Copy all lines below exactly as written. Leave pictures out.

(EXTRACTED RECORDS)
──────────

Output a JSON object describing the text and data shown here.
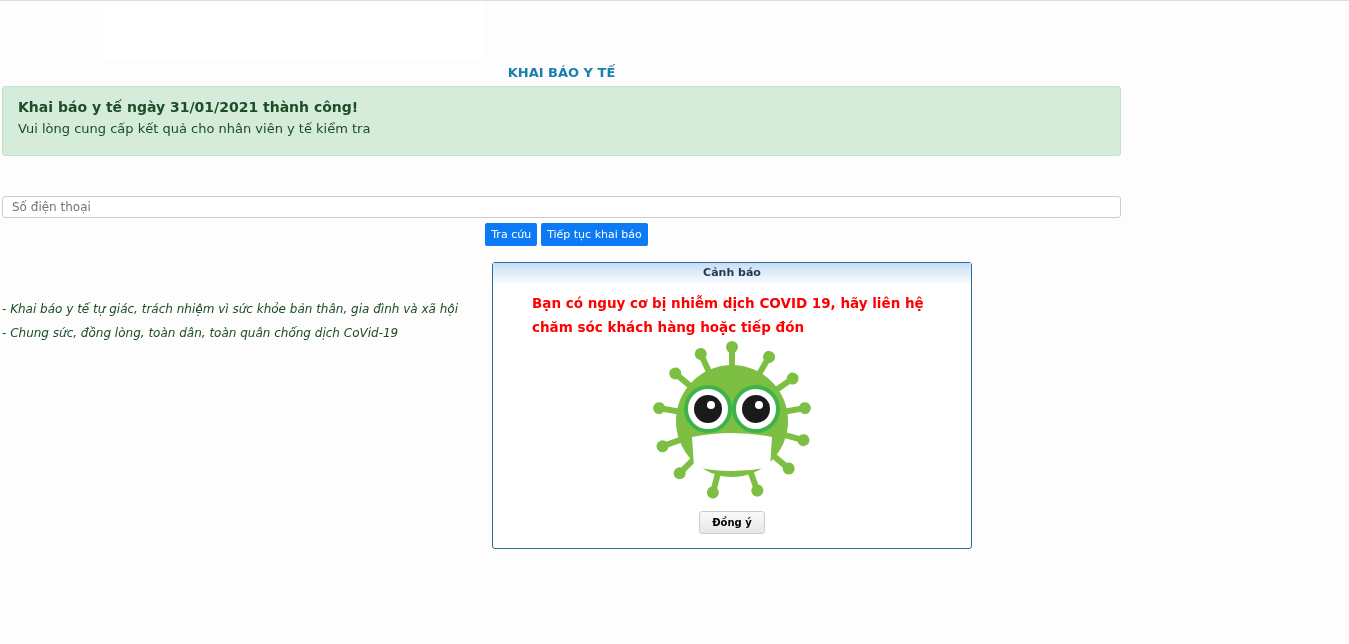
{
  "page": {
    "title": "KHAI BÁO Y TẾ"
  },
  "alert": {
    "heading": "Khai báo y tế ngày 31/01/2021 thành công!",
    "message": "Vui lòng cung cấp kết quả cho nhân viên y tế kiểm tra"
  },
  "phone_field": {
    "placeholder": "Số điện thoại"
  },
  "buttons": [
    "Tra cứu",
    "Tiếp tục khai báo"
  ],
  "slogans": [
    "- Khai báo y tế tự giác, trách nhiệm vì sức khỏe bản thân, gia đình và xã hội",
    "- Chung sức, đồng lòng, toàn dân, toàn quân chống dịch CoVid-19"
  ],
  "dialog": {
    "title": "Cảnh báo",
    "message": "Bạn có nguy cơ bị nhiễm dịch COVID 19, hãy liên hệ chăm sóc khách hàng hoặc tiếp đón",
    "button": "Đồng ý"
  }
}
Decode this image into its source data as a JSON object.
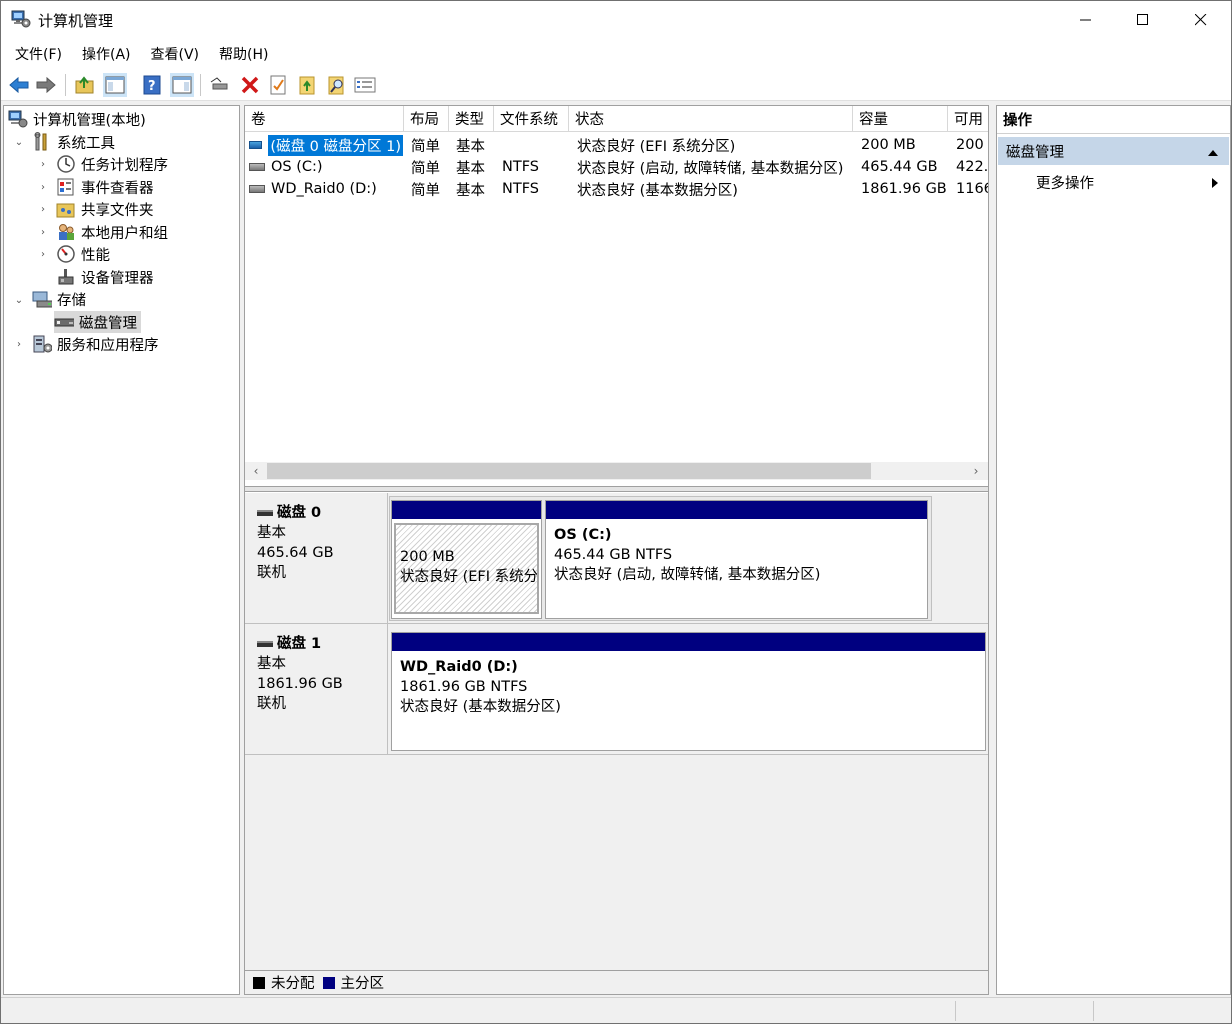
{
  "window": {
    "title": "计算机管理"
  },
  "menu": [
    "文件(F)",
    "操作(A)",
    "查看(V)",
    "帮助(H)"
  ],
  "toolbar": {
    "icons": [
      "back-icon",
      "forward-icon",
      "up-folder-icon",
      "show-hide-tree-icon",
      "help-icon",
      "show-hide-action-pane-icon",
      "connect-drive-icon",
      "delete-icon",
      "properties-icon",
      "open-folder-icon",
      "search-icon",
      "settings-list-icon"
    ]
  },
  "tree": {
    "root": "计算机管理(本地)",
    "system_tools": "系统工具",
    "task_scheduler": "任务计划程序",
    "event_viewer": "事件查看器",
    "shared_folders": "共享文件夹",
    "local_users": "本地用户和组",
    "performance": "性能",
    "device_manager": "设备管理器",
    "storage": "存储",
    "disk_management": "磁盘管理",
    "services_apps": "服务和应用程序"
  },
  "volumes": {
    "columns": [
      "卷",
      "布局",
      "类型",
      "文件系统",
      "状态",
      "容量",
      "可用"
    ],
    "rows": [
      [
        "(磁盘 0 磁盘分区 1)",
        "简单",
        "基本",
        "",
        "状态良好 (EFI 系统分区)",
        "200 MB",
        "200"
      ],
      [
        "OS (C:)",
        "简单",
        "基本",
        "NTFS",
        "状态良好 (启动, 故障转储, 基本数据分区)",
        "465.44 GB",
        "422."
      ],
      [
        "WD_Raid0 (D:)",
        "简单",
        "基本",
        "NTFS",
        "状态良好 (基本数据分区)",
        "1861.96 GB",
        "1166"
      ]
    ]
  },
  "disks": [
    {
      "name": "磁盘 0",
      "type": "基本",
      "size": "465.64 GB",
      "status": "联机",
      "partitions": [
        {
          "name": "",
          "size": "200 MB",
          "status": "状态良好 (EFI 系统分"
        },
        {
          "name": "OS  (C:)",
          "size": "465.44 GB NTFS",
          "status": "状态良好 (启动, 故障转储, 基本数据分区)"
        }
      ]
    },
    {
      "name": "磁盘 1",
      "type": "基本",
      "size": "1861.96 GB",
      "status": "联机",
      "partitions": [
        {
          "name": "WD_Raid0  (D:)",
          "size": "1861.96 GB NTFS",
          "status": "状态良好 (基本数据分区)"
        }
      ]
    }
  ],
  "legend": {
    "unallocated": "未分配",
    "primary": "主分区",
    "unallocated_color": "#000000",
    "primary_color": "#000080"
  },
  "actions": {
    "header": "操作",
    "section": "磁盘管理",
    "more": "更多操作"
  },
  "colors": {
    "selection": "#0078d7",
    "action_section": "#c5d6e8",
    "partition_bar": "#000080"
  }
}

──────────

(PROBLEM SOLUTION)
Output a JSON object describing the text and data shown here.
{
  "page": {
    "title": "KHAI BÁO Y TẾ"
  },
  "alert": {
    "heading": "Khai báo y tế ngày 31/01/2021 thành công!",
    "message": "Vui lòng cung cấp kết quả cho nhân viên y tế kiểm tra"
  },
  "phone_field": {
    "placeholder": "Số điện thoại"
  },
  "buttons": [
    "Tra cứu",
    "Tiếp tục khai báo"
  ],
  "slogans": [
    "- Khai báo y tế tự giác, trách nhiệm vì sức khỏe bản thân, gia đình và xã hội",
    "- Chung sức, đồng lòng, toàn dân, toàn quân chống dịch CoVid-19"
  ],
  "dialog": {
    "title": "Cảnh báo",
    "message": "Bạn có nguy cơ bị nhiễm dịch COVID 19, hãy liên hệ chăm sóc khách hàng hoặc tiếp đón",
    "button": "Đồng ý"
  }
}
Decode this image into its source data as a JSON object.
{
  "window": {
    "title": "计算机管理"
  },
  "menu": [
    "文件(F)",
    "操作(A)",
    "查看(V)",
    "帮助(H)"
  ],
  "toolbar": {
    "icons": [
      "back-icon",
      "forward-icon",
      "up-folder-icon",
      "show-hide-tree-icon",
      "help-icon",
      "show-hide-action-pane-icon",
      "connect-drive-icon",
      "delete-icon",
      "properties-icon",
      "open-folder-icon",
      "search-icon",
      "settings-list-icon"
    ]
  },
  "tree": {
    "root": "计算机管理(本地)",
    "system_tools": "系统工具",
    "task_scheduler": "任务计划程序",
    "event_viewer": "事件查看器",
    "shared_folders": "共享文件夹",
    "local_users": "本地用户和组",
    "performance": "性能",
    "device_manager": "设备管理器",
    "storage": "存储",
    "disk_management": "磁盘管理",
    "services_apps": "服务和应用程序"
  },
  "volumes": {
    "columns": [
      "卷",
      "布局",
      "类型",
      "文件系统",
      "状态",
      "容量",
      "可用"
    ],
    "rows": [
      [
        "(磁盘 0 磁盘分区 1)",
        "简单",
        "基本",
        "",
        "状态良好 (EFI 系统分区)",
        "200 MB",
        "200"
      ],
      [
        "OS (C:)",
        "简单",
        "基本",
        "NTFS",
        "状态良好 (启动, 故障转储, 基本数据分区)",
        "465.44 GB",
        "422."
      ],
      [
        "WD_Raid0 (D:)",
        "简单",
        "基本",
        "NTFS",
        "状态良好 (基本数据分区)",
        "1861.96 GB",
        "1166"
      ]
    ]
  },
  "disks": [
    {
      "name": "磁盘 0",
      "type": "基本",
      "size": "465.64 GB",
      "status": "联机",
      "partitions": [
        {
          "name": "",
          "size": "200 MB",
          "status": "状态良好 (EFI 系统分"
        },
        {
          "name": "OS  (C:)",
          "size": "465.44 GB NTFS",
          "status": "状态良好 (启动, 故障转储, 基本数据分区)"
        }
      ]
    },
    {
      "name": "磁盘 1",
      "type": "基本",
      "size": "1861.96 GB",
      "status": "联机",
      "partitions": [
        {
          "name": "WD_Raid0  (D:)",
          "size": "1861.96 GB NTFS",
          "status": "状态良好 (基本数据分区)"
        }
      ]
    }
  ],
  "legend": {
    "unallocated": "未分配",
    "primary": "主分区",
    "unallocated_color": "#000000",
    "primary_color": "#000080"
  },
  "actions": {
    "header": "操作",
    "section": "磁盘管理",
    "more": "更多操作"
  },
  "colors": {
    "selection": "#0078d7",
    "action_section": "#c5d6e8",
    "partition_bar": "#000080"
  }
}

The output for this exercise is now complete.